→ **BRIEF**
Word for word, restate every line of the listing that follows.

→ **MATERIAL**
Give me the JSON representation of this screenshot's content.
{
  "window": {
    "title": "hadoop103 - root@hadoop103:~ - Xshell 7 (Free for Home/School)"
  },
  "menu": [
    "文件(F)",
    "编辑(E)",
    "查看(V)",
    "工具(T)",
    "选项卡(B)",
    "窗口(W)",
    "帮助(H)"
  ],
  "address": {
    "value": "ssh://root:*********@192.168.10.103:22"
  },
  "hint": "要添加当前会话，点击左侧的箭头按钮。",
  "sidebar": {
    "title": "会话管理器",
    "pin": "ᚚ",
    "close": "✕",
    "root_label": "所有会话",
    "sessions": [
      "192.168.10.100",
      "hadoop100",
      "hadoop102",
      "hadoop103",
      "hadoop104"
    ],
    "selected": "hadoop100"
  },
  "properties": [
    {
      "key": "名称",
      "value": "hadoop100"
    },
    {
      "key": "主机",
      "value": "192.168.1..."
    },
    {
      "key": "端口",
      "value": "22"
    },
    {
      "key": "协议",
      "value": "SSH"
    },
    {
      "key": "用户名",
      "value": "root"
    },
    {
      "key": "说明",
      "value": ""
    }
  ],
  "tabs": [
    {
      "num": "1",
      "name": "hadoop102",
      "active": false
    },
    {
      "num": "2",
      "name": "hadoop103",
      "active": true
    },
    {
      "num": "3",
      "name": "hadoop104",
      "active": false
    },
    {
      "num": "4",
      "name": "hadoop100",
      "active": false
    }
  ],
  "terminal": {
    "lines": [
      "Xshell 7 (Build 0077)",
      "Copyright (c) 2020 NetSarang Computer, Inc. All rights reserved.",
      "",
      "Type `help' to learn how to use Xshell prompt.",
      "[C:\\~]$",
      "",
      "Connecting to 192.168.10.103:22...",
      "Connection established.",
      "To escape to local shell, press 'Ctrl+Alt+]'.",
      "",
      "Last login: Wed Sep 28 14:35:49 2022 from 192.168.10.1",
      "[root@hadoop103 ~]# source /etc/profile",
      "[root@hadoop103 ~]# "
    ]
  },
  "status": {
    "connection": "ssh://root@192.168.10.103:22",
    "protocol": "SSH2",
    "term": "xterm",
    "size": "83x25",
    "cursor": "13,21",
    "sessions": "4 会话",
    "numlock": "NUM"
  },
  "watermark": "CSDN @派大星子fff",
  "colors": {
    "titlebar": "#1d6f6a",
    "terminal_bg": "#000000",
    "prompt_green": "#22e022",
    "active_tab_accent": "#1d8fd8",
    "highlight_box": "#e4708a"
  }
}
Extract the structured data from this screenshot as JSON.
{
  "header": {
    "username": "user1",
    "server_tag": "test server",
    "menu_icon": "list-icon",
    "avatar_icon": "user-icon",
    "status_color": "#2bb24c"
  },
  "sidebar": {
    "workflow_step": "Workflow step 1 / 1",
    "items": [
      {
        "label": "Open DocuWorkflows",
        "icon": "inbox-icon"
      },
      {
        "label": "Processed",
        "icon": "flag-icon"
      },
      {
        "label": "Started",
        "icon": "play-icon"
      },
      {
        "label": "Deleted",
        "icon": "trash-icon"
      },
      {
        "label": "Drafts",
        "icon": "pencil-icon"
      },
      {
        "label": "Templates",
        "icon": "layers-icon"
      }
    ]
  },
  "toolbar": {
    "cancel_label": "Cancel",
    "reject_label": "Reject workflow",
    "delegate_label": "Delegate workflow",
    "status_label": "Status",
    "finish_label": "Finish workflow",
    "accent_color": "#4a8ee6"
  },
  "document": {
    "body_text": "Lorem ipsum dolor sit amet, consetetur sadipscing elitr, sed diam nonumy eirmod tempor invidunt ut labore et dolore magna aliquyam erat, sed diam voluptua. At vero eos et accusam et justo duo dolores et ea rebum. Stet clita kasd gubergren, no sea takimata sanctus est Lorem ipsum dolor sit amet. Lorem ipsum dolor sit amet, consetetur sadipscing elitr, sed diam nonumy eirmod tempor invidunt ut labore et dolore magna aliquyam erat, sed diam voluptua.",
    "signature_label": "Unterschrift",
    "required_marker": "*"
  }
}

→ **WRITTEN RESPONSE**
Give me the JSON representation of this screenshot's content.
{
  "window": {
    "title": "hadoop103 - root@hadoop103:~ - Xshell 7 (Free for Home/School)"
  },
  "menu": [
    "文件(F)",
    "编辑(E)",
    "查看(V)",
    "工具(T)",
    "选项卡(B)",
    "窗口(W)",
    "帮助(H)"
  ],
  "address": {
    "value": "ssh://root:*********@192.168.10.103:22"
  },
  "hint": "要添加当前会话，点击左侧的箭头按钮。",
  "sidebar": {
    "title": "会话管理器",
    "pin": "ᚚ",
    "close": "✕",
    "root_label": "所有会话",
    "sessions": [
      "192.168.10.100",
      "hadoop100",
      "hadoop102",
      "hadoop103",
      "hadoop104"
    ],
    "selected": "hadoop100"
  },
  "properties": [
    {
      "key": "名称",
      "value": "hadoop100"
    },
    {
      "key": "主机",
      "value": "192.168.1..."
    },
    {
      "key": "端口",
      "value": "22"
    },
    {
      "key": "协议",
      "value": "SSH"
    },
    {
      "key": "用户名",
      "value": "root"
    },
    {
      "key": "说明",
      "value": ""
    }
  ],
  "tabs": [
    {
      "num": "1",
      "name": "hadoop102",
      "active": false
    },
    {
      "num": "2",
      "name": "hadoop103",
      "active": true
    },
    {
      "num": "3",
      "name": "hadoop104",
      "active": false
    },
    {
      "num": "4",
      "name": "hadoop100",
      "active": false
    }
  ],
  "terminal": {
    "lines": [
      "Xshell 7 (Build 0077)",
      "Copyright (c) 2020 NetSarang Computer, Inc. All rights reserved.",
      "",
      "Type `help' to learn how to use Xshell prompt.",
      "[C:\\~]$",
      "",
      "Connecting to 192.168.10.103:22...",
      "Connection established.",
      "To escape to local shell, press 'Ctrl+Alt+]'.",
      "",
      "Last login: Wed Sep 28 14:35:49 2022 from 192.168.10.1",
      "[root@hadoop103 ~]# source /etc/profile",
      "[root@hadoop103 ~]# "
    ]
  },
  "status": {
    "connection": "ssh://root@192.168.10.103:22",
    "protocol": "SSH2",
    "term": "xterm",
    "size": "83x25",
    "cursor": "13,21",
    "sessions": "4 会话",
    "numlock": "NUM"
  },
  "watermark": "CSDN @派大星子fff",
  "colors": {
    "titlebar": "#1d6f6a",
    "terminal_bg": "#000000",
    "prompt_green": "#22e022",
    "active_tab_accent": "#1d8fd8",
    "highlight_box": "#e4708a"
  }
}
Extract the structured data from this screenshot as JSON.
{
  "header": {
    "username": "user1",
    "server_tag": "test server",
    "menu_icon": "list-icon",
    "avatar_icon": "user-icon",
    "status_color": "#2bb24c"
  },
  "sidebar": {
    "workflow_step": "Workflow step 1 / 1",
    "items": [
      {
        "label": "Open DocuWorkflows",
        "icon": "inbox-icon"
      },
      {
        "label": "Processed",
        "icon": "flag-icon"
      },
      {
        "label": "Started",
        "icon": "play-icon"
      },
      {
        "label": "Deleted",
        "icon": "trash-icon"
      },
      {
        "label": "Drafts",
        "icon": "pencil-icon"
      },
      {
        "label": "Templates",
        "icon": "layers-icon"
      }
    ]
  },
  "toolbar": {
    "cancel_label": "Cancel",
    "reject_label": "Reject workflow",
    "delegate_label": "Delegate workflow",
    "status_label": "Status",
    "finish_label": "Finish workflow",
    "accent_color": "#4a8ee6"
  },
  "document": {
    "body_text": "Lorem ipsum dolor sit amet, consetetur sadipscing elitr, sed diam nonumy eirmod tempor invidunt ut labore et dolore magna aliquyam erat, sed diam voluptua. At vero eos et accusam et justo duo dolores et ea rebum. Stet clita kasd gubergren, no sea takimata sanctus est Lorem ipsum dolor sit amet. Lorem ipsum dolor sit amet, consetetur sadipscing elitr, sed diam nonumy eirmod tempor invidunt ut labore et dolore magna aliquyam erat, sed diam voluptua.",
    "signature_label": "Unterschrift",
    "required_marker": "*"
  }
}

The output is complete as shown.